REQUIRED WORK =
Exclude the pictures and reproduce the remaining data exactly as written.

TASK INPUTS =
-=-=-=-=-

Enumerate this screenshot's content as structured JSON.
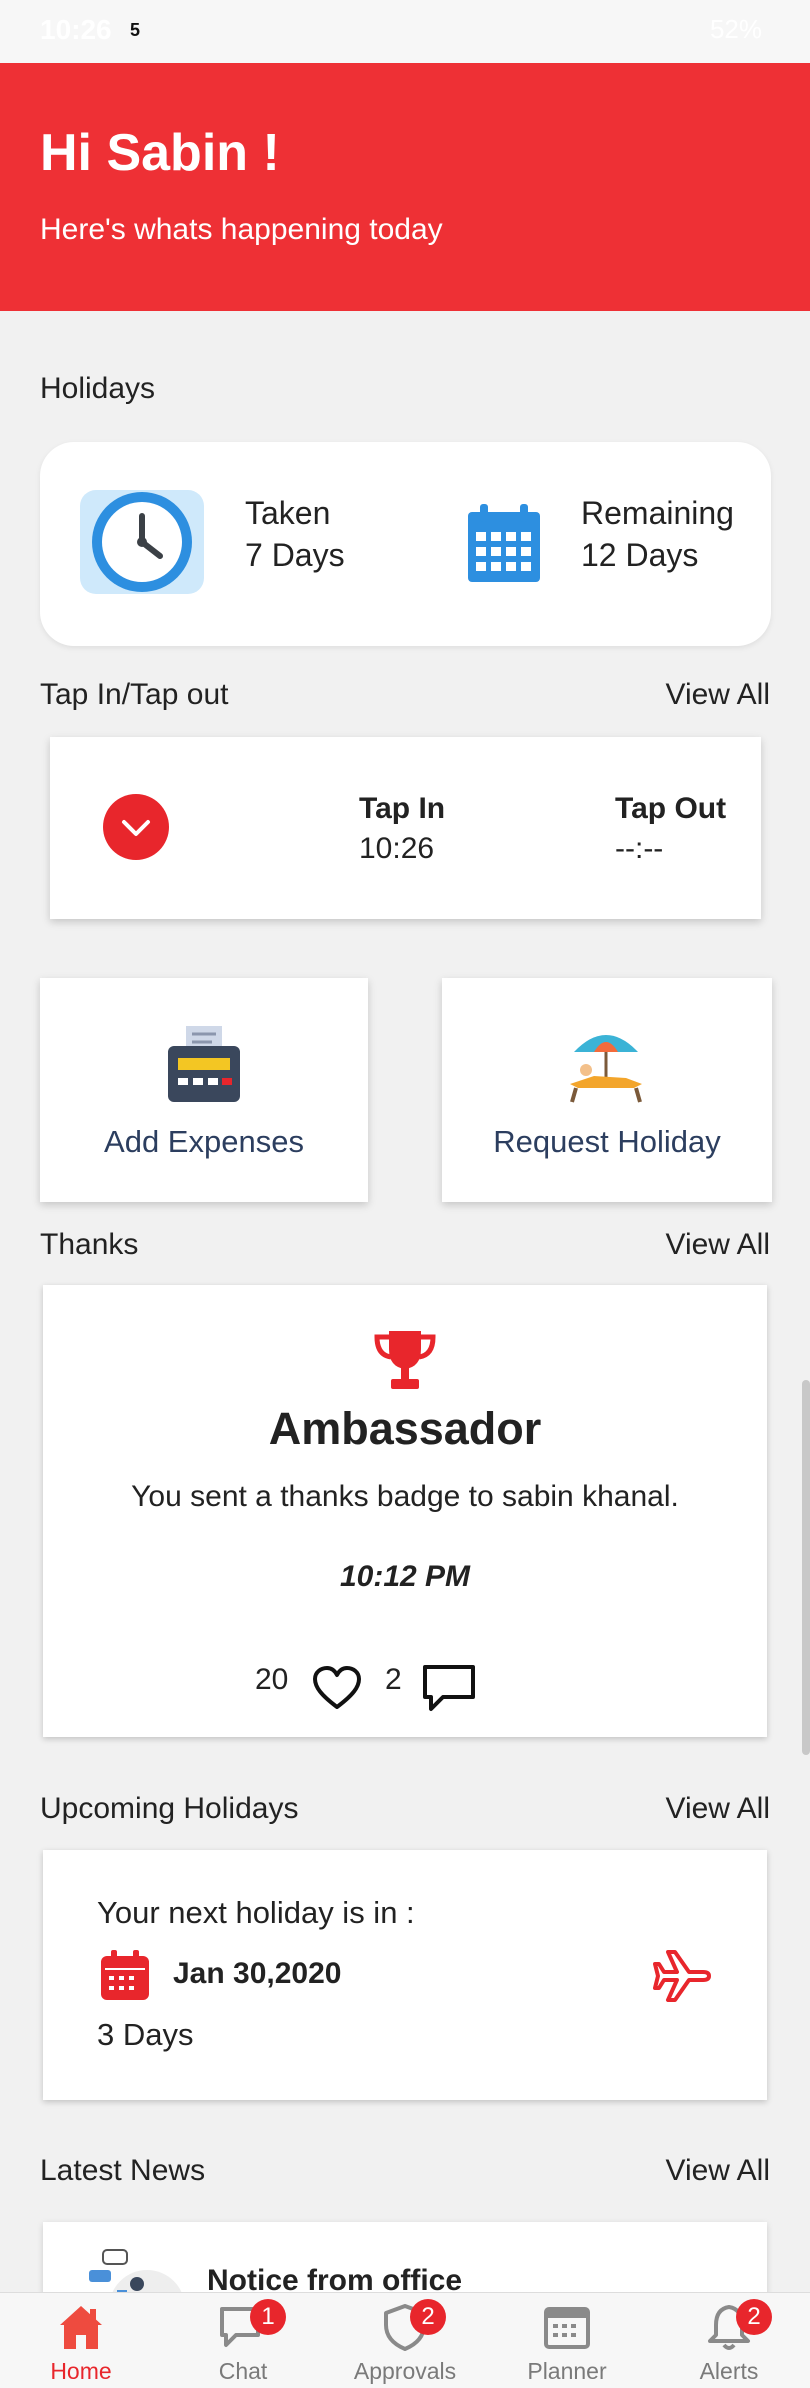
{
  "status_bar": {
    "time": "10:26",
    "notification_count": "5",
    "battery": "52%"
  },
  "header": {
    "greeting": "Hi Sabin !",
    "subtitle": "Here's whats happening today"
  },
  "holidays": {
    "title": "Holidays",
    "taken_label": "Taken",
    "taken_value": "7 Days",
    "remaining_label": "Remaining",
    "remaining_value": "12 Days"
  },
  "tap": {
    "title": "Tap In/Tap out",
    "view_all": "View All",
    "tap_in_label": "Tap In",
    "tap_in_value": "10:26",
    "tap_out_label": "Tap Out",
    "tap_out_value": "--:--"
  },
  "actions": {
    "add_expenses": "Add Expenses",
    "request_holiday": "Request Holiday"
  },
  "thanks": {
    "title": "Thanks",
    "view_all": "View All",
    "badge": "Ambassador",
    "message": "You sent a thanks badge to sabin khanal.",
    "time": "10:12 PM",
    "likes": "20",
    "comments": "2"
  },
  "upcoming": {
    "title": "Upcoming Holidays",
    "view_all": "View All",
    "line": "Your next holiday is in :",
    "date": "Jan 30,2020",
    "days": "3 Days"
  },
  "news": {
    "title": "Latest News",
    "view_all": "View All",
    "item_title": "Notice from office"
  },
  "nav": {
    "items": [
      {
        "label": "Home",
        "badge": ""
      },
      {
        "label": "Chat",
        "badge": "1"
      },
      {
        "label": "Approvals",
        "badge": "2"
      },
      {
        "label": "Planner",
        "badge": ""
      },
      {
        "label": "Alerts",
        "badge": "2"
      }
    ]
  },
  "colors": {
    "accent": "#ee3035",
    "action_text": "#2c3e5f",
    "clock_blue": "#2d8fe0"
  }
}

-=-=-=-=-

COMPLETED EXERCISE =
Enumerate this screenshot's content as structured JSON.
{
  "status_bar": {
    "time": "10:26",
    "notification_count": "5",
    "battery": "52%"
  },
  "header": {
    "greeting": "Hi Sabin !",
    "subtitle": "Here's whats happening today"
  },
  "holidays": {
    "title": "Holidays",
    "taken_label": "Taken",
    "taken_value": "7 Days",
    "remaining_label": "Remaining",
    "remaining_value": "12 Days"
  },
  "tap": {
    "title": "Tap In/Tap out",
    "view_all": "View All",
    "tap_in_label": "Tap In",
    "tap_in_value": "10:26",
    "tap_out_label": "Tap Out",
    "tap_out_value": "--:--"
  },
  "actions": {
    "add_expenses": "Add Expenses",
    "request_holiday": "Request Holiday"
  },
  "thanks": {
    "title": "Thanks",
    "view_all": "View All",
    "badge": "Ambassador",
    "message": "You sent a thanks badge to sabin khanal.",
    "time": "10:12 PM",
    "likes": "20",
    "comments": "2"
  },
  "upcoming": {
    "title": "Upcoming Holidays",
    "view_all": "View All",
    "line": "Your next holiday is in :",
    "date": "Jan 30,2020",
    "days": "3 Days"
  },
  "news": {
    "title": "Latest News",
    "view_all": "View All",
    "item_title": "Notice from office"
  },
  "nav": {
    "items": [
      {
        "label": "Home",
        "badge": ""
      },
      {
        "label": "Chat",
        "badge": "1"
      },
      {
        "label": "Approvals",
        "badge": "2"
      },
      {
        "label": "Planner",
        "badge": ""
      },
      {
        "label": "Alerts",
        "badge": "2"
      }
    ]
  },
  "colors": {
    "accent": "#ee3035",
    "action_text": "#2c3e5f",
    "clock_blue": "#2d8fe0"
  }
}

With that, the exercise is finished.